Could you write out every record below exactly, leaving out any pictures?

### Exercise materials
....................
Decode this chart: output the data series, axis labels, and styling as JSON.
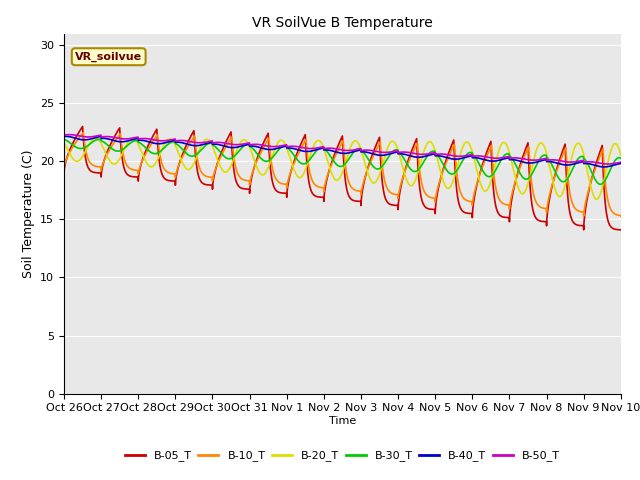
{
  "title": "VR SoilVue B Temperature",
  "xlabel": "Time",
  "ylabel": "Soil Temperature (C)",
  "ylim": [
    0,
    31
  ],
  "yticks": [
    0,
    5,
    10,
    15,
    20,
    25,
    30
  ],
  "legend_label": "VR_soilvue",
  "series_colors": {
    "B-05_T": "#cc0000",
    "B-10_T": "#ff8800",
    "B-20_T": "#dddd00",
    "B-30_T": "#00cc00",
    "B-40_T": "#0000cc",
    "B-50_T": "#cc00cc"
  },
  "xtick_labels": [
    "Oct 26",
    "Oct 27",
    "Oct 28",
    "Oct 29",
    "Oct 30",
    "Oct 31",
    "Nov 1",
    "Nov 2",
    "Nov 3",
    "Nov 4",
    "Nov 5",
    "Nov 6",
    "Nov 7",
    "Nov 8",
    "Nov 9",
    "Nov 10"
  ],
  "bg_color": "#e8e8e8",
  "fig_color": "#ffffff",
  "linewidth": 1.2
}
....................
### The completed task
Decode this chart: output the data series, axis labels, and styling as JSON.
{
  "title": "VR SoilVue B Temperature",
  "xlabel": "Time",
  "ylabel": "Soil Temperature (C)",
  "ylim": [
    0,
    31
  ],
  "yticks": [
    0,
    5,
    10,
    15,
    20,
    25,
    30
  ],
  "legend_label": "VR_soilvue",
  "series_colors": {
    "B-05_T": "#cc0000",
    "B-10_T": "#ff8800",
    "B-20_T": "#dddd00",
    "B-30_T": "#00cc00",
    "B-40_T": "#0000cc",
    "B-50_T": "#cc00cc"
  },
  "xtick_labels": [
    "Oct 26",
    "Oct 27",
    "Oct 28",
    "Oct 29",
    "Oct 30",
    "Oct 31",
    "Nov 1",
    "Nov 2",
    "Nov 3",
    "Nov 4",
    "Nov 5",
    "Nov 6",
    "Nov 7",
    "Nov 8",
    "Nov 9",
    "Nov 10"
  ],
  "bg_color": "#e8e8e8",
  "fig_color": "#ffffff",
  "linewidth": 1.2
}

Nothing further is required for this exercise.